* _WHAT IS EXPECTED_
Take every line from the listing below that contains "fecha".

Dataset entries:

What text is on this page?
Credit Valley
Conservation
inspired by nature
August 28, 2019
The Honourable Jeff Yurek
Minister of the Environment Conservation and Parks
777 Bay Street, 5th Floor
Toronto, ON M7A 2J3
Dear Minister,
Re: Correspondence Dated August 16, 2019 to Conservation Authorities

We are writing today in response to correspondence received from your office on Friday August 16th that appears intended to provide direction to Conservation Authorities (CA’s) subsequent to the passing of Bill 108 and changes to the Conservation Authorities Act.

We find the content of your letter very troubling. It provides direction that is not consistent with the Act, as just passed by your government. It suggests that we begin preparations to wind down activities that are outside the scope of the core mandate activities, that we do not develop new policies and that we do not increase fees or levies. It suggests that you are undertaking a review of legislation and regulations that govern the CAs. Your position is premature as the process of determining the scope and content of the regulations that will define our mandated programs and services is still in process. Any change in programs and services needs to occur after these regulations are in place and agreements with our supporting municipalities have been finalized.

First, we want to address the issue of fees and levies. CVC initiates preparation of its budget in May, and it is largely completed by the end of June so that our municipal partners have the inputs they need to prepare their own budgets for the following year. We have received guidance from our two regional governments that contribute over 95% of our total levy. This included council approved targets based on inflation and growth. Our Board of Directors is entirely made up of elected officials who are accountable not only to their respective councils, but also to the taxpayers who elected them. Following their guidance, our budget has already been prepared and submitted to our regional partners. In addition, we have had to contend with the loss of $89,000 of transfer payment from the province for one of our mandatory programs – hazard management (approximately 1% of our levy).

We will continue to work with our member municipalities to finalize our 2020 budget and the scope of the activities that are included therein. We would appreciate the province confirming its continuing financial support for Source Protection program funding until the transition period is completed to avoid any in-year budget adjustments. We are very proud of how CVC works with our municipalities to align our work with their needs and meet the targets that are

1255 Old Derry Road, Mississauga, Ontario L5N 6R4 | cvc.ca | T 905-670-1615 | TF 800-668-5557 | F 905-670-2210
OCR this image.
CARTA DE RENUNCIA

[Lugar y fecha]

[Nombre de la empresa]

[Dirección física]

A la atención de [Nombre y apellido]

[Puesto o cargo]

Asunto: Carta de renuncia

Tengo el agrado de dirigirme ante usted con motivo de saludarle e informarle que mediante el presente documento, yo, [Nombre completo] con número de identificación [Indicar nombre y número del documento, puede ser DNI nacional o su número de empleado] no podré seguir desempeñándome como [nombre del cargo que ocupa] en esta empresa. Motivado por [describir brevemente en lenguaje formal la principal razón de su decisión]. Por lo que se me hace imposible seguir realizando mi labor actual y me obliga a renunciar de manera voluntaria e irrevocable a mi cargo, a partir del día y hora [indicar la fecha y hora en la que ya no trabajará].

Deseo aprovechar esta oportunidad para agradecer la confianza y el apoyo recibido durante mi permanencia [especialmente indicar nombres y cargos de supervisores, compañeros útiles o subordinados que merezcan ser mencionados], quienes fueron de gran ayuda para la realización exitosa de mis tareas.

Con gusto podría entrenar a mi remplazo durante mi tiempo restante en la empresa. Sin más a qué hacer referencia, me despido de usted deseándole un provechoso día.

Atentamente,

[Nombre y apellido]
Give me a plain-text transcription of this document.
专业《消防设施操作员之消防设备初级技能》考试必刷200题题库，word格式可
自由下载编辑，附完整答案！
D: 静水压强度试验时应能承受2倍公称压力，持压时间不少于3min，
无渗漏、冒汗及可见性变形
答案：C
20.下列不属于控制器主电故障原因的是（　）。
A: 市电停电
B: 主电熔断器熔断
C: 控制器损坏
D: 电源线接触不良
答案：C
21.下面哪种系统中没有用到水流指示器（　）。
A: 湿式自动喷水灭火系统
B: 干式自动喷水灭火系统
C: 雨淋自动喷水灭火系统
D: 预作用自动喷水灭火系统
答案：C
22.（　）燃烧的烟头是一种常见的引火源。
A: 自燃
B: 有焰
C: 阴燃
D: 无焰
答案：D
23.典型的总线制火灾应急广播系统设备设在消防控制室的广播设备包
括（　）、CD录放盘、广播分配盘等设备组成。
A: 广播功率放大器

* _RESULT_
[Lugar y fecha]
Tengo el agrado de dirigirme ante usted con motivo de saludarle e informarle que mediante el presente documento, yo, [Nombre completo] con número de identificación [Indicar nombre y número del documento, puede ser DNI nacional o su número de empleado] no podré seguir desempeñándome como [nombre del cargo que ocupa] en esta empresa. Motivado por [describir brevemente en lenguaje formal la principal razón de su decisión]. Por lo que se me hace imposible seguir realizando mi labor actual y me obliga a renunciar de manera voluntaria e irrevocable a mi cargo, a partir del día y hora [indicar la fecha y hora en la que ya no trabajará].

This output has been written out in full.